_GIVEN EXERCISE_
Transcribe the entries below exactly.

Start SUPPLIED INFORMATION

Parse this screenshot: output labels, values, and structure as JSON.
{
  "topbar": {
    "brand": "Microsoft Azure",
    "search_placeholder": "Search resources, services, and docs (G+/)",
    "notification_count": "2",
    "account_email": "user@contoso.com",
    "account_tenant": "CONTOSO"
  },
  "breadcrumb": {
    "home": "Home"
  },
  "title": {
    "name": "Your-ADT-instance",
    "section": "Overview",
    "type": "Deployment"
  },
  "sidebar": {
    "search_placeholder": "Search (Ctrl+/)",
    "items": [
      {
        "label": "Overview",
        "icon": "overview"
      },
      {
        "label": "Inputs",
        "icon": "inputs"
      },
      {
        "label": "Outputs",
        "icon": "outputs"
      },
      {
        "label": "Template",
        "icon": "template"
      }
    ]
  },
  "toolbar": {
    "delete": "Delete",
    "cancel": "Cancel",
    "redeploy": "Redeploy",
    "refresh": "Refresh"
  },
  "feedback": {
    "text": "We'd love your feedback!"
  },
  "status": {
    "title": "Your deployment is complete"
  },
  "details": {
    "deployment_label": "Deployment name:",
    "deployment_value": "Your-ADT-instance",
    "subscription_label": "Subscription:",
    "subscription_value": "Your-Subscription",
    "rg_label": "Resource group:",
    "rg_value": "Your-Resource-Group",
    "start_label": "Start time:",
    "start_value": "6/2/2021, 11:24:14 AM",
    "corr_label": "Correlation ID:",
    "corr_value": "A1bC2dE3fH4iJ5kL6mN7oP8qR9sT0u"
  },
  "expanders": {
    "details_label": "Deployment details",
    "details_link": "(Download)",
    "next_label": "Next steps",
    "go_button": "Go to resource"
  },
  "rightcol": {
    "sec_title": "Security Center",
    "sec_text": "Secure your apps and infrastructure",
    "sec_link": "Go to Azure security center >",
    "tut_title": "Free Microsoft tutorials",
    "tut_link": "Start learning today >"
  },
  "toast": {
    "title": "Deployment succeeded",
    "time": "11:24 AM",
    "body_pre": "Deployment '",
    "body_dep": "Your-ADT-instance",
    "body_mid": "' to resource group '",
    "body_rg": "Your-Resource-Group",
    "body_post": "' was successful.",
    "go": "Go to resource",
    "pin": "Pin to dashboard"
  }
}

End SUPPLIED INFORMATION

_RESULT OF THE TASK_
Parse this screenshot: output labels, values, and structure as JSON.
{
  "topbar": {
    "brand": "Microsoft Azure",
    "search_placeholder": "Search resources, services, and docs (G+/)",
    "notification_count": "2",
    "account_email": "user@contoso.com",
    "account_tenant": "CONTOSO"
  },
  "breadcrumb": {
    "home": "Home"
  },
  "title": {
    "name": "Your-ADT-instance",
    "section": "Overview",
    "type": "Deployment"
  },
  "sidebar": {
    "search_placeholder": "Search (Ctrl+/)",
    "items": [
      {
        "label": "Overview",
        "icon": "overview"
      },
      {
        "label": "Inputs",
        "icon": "inputs"
      },
      {
        "label": "Outputs",
        "icon": "outputs"
      },
      {
        "label": "Template",
        "icon": "template"
      }
    ]
  },
  "toolbar": {
    "delete": "Delete",
    "cancel": "Cancel",
    "redeploy": "Redeploy",
    "refresh": "Refresh"
  },
  "feedback": {
    "text": "We'd love your feedback!"
  },
  "status": {
    "title": "Your deployment is complete"
  },
  "details": {
    "deployment_label": "Deployment name:",
    "deployment_value": "Your-ADT-instance",
    "subscription_label": "Subscription:",
    "subscription_value": "Your-Subscription",
    "rg_label": "Resource group:",
    "rg_value": "Your-Resource-Group",
    "start_label": "Start time:",
    "start_value": "6/2/2021, 11:24:14 AM",
    "corr_label": "Correlation ID:",
    "corr_value": "A1bC2dE3fH4iJ5kL6mN7oP8qR9sT0u"
  },
  "expanders": {
    "details_label": "Deployment details",
    "details_link": "(Download)",
    "next_label": "Next steps",
    "go_button": "Go to resource"
  },
  "rightcol": {
    "sec_title": "Security Center",
    "sec_text": "Secure your apps and infrastructure",
    "sec_link": "Go to Azure security center >",
    "tut_title": "Free Microsoft tutorials",
    "tut_link": "Start learning today >"
  },
  "toast": {
    "title": "Deployment succeeded",
    "time": "11:24 AM",
    "body_pre": "Deployment '",
    "body_dep": "Your-ADT-instance",
    "body_mid": "' to resource group '",
    "body_rg": "Your-Resource-Group",
    "body_post": "' was successful.",
    "go": "Go to resource",
    "pin": "Pin to dashboard"
  }
}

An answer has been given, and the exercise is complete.